Records ::
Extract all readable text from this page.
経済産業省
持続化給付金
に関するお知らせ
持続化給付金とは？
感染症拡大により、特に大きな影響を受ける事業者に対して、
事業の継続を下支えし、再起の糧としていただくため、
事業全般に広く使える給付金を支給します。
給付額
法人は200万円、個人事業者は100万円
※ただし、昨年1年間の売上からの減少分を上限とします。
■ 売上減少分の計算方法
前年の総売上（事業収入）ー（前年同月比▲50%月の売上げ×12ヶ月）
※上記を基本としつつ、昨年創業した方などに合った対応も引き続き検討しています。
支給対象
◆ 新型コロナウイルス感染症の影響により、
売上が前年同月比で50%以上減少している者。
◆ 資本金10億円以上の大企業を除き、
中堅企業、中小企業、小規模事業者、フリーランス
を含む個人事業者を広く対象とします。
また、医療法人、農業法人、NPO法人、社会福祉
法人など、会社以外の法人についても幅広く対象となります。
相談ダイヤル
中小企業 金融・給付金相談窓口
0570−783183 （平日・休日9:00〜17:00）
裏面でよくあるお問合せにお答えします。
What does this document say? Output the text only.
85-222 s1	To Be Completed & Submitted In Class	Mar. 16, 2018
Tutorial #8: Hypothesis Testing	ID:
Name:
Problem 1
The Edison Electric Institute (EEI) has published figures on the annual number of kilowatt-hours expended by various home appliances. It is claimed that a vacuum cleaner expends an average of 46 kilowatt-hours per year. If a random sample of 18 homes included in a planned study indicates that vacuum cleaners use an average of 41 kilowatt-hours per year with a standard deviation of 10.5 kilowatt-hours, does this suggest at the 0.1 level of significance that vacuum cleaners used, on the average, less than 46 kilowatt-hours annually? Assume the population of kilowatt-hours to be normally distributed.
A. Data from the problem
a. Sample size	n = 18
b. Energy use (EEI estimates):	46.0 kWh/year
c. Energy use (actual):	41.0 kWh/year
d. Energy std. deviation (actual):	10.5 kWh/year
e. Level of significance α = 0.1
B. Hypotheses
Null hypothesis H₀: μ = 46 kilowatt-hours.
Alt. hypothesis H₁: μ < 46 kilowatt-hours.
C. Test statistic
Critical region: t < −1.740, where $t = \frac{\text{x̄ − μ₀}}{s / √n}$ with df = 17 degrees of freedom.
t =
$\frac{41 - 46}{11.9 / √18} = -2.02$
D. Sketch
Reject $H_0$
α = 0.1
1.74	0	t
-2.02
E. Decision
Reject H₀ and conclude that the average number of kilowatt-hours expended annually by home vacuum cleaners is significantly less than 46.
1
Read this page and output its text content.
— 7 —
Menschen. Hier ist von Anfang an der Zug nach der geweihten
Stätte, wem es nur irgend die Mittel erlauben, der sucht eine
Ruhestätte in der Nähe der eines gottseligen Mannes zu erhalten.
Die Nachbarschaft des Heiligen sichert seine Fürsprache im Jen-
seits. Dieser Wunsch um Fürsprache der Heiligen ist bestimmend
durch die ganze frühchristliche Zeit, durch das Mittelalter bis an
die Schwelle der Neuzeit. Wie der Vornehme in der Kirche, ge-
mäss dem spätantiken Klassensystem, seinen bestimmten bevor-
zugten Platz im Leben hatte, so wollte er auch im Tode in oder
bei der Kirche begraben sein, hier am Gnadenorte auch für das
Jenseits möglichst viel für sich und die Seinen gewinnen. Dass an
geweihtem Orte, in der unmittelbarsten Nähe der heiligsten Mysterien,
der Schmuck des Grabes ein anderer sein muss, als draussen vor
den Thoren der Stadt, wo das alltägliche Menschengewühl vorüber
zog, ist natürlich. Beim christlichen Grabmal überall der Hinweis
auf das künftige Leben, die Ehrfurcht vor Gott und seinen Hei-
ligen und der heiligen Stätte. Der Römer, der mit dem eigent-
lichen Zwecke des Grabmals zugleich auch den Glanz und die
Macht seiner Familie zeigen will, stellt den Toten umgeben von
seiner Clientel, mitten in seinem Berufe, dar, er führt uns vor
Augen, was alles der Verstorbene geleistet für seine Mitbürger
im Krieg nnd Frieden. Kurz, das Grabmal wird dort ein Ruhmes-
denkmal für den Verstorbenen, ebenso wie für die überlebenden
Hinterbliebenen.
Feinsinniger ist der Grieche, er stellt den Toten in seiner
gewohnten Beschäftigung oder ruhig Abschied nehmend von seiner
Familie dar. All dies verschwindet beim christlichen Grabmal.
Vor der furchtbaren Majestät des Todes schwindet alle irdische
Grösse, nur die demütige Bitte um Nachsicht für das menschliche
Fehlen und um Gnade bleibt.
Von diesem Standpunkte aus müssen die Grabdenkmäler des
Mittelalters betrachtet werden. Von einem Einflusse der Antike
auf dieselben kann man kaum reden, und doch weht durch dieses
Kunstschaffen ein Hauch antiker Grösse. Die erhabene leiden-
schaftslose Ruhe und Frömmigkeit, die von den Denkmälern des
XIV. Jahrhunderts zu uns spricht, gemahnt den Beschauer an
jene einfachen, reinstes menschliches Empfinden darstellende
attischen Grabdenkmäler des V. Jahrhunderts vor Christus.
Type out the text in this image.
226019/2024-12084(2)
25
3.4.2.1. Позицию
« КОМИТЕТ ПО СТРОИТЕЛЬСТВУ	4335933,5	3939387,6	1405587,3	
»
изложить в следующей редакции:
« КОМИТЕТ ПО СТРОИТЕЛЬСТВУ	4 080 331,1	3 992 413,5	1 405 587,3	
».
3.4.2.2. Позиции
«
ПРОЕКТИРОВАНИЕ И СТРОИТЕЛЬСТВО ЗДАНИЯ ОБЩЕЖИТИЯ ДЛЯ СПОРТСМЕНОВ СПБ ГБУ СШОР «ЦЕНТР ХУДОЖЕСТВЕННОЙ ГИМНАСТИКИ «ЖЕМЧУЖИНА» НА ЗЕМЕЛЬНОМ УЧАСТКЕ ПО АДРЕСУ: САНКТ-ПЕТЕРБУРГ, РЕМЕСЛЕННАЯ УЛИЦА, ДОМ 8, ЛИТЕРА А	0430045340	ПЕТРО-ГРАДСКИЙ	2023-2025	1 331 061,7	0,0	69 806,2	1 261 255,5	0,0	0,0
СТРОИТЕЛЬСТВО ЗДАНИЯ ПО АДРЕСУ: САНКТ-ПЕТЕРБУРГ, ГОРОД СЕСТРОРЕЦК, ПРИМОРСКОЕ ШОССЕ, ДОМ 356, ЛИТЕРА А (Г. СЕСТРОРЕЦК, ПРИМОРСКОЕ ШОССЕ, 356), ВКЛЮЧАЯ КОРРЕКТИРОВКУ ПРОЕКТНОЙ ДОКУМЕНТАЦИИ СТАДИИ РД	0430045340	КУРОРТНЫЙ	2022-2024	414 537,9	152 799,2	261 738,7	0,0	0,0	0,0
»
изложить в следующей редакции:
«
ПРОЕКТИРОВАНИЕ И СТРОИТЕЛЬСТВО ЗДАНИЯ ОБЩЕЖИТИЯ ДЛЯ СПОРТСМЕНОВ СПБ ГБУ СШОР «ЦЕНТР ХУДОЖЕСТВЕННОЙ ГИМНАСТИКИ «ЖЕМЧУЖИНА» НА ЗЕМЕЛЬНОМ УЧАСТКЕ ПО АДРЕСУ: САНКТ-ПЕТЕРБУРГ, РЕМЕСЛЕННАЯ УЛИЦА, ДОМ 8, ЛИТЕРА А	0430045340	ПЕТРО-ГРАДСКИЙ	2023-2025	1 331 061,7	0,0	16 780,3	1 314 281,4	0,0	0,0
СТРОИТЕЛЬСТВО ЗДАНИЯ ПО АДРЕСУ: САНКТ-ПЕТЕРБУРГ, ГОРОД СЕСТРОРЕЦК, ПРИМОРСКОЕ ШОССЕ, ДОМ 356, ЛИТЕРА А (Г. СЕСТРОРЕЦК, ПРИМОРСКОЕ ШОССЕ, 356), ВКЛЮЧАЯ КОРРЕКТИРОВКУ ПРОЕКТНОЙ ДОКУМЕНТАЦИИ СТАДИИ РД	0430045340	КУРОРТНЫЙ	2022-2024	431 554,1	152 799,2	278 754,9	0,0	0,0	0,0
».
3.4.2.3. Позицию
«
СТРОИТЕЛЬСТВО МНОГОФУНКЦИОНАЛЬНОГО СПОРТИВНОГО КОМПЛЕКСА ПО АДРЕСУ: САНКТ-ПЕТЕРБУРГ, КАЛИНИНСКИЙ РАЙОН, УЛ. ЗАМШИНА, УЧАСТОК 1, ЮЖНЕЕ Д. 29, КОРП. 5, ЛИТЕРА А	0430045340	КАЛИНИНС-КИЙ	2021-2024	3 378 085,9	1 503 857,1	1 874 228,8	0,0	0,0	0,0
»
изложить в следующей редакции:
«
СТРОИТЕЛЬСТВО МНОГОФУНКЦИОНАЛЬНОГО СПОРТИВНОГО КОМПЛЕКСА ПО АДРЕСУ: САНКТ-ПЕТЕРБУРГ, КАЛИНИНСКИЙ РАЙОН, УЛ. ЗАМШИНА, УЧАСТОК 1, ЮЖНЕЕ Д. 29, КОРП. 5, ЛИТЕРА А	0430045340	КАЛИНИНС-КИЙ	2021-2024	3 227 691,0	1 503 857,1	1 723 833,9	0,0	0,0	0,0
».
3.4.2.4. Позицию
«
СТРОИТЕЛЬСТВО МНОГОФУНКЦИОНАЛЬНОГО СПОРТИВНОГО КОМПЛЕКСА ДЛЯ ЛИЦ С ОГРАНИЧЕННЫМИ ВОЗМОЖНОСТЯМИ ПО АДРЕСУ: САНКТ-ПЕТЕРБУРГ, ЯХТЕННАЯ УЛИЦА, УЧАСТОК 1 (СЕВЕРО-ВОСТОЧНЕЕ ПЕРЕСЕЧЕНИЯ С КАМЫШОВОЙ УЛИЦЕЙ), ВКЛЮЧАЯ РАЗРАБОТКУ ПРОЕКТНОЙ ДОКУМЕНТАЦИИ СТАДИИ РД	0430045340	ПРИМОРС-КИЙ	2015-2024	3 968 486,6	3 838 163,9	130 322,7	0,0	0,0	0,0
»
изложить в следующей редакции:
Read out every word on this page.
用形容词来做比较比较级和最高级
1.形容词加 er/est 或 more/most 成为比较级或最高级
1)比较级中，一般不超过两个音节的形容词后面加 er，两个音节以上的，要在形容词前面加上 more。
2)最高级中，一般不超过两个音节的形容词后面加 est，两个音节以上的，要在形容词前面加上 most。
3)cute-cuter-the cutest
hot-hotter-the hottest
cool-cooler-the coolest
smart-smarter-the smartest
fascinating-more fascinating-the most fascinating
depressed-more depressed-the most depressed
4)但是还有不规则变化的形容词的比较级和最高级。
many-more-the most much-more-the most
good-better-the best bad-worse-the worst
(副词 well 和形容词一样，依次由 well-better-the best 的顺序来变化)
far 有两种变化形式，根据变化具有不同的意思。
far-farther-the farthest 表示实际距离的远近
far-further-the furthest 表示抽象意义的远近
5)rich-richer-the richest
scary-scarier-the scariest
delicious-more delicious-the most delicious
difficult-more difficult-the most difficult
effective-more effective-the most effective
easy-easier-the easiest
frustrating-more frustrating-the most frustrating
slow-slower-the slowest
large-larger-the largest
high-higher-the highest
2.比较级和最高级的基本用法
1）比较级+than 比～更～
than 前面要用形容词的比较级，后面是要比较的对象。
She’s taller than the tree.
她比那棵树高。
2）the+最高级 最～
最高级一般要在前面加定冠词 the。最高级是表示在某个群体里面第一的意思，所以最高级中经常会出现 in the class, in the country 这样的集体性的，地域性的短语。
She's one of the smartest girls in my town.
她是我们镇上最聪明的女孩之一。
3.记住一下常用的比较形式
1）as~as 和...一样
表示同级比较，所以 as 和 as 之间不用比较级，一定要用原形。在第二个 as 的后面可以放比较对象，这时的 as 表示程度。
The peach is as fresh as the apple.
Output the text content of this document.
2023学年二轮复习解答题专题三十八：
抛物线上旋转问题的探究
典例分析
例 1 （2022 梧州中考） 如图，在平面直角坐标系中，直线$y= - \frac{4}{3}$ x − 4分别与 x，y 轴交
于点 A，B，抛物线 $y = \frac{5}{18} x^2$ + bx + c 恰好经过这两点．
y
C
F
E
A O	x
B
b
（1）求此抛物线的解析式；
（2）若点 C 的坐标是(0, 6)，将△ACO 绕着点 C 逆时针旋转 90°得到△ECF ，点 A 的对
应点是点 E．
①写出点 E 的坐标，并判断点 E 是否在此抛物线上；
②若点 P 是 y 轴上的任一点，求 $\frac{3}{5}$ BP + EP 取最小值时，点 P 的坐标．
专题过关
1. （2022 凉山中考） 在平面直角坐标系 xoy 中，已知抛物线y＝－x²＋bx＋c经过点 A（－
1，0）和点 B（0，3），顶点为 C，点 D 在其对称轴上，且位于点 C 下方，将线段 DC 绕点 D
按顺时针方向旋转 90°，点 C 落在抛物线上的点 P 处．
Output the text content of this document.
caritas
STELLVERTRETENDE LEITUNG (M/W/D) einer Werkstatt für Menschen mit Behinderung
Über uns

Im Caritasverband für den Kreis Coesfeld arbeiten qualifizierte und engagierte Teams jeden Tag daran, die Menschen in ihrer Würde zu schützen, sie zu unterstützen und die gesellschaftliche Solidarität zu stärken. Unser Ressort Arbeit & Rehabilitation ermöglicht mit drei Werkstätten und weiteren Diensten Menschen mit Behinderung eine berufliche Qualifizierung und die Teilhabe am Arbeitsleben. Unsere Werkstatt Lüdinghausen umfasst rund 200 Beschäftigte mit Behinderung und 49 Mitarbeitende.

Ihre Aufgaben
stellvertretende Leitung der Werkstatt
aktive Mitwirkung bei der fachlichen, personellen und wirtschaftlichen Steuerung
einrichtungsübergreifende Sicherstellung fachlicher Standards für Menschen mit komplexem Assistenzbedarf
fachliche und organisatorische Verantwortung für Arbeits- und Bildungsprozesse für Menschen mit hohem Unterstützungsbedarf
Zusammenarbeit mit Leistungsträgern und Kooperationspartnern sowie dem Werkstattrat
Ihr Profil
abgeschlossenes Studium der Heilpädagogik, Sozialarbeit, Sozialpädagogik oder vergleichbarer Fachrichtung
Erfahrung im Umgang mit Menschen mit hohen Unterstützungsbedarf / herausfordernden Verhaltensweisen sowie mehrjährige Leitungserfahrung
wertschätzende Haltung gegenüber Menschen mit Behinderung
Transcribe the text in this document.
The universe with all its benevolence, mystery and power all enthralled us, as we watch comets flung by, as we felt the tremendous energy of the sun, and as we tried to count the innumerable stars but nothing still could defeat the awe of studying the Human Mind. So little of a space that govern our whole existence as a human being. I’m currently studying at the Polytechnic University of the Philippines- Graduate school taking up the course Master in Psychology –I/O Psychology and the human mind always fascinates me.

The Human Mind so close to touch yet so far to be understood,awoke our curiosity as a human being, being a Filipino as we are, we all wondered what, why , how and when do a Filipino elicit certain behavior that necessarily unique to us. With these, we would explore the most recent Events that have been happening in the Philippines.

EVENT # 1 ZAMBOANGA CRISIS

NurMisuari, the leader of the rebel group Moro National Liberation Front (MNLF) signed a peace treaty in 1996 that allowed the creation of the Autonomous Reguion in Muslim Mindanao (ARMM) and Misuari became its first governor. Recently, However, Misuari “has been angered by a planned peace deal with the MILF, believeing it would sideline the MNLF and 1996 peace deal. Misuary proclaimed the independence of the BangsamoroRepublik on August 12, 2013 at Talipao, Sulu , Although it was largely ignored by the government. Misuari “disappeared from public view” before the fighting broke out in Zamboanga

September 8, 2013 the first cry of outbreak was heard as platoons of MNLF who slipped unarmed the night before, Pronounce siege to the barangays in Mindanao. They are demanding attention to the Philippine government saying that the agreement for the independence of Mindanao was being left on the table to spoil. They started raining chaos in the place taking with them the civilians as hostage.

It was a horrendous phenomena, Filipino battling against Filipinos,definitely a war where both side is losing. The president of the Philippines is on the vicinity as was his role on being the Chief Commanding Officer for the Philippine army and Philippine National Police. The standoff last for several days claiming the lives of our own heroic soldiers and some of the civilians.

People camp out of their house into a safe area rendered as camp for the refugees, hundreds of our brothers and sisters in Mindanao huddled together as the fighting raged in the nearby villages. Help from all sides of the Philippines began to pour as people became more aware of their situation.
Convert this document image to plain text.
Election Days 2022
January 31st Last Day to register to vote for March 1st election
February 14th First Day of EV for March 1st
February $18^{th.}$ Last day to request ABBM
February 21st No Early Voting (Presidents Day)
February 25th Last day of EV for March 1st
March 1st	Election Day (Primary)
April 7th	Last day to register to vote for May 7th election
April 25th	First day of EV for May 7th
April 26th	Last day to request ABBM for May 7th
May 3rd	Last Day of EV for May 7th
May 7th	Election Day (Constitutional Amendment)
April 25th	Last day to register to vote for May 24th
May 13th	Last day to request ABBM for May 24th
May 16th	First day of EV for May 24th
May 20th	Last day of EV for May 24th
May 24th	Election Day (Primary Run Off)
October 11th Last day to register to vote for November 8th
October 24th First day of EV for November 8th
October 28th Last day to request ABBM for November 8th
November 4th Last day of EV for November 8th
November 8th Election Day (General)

Required work :: Copy each line of the data above that holds "Grösse".

Written solution ::
Grösse, nur die demütige Bitte um Nachsicht für das menschliche
Kunstschaffen ein Hauch antiker Grösse. Die erhabene leiden-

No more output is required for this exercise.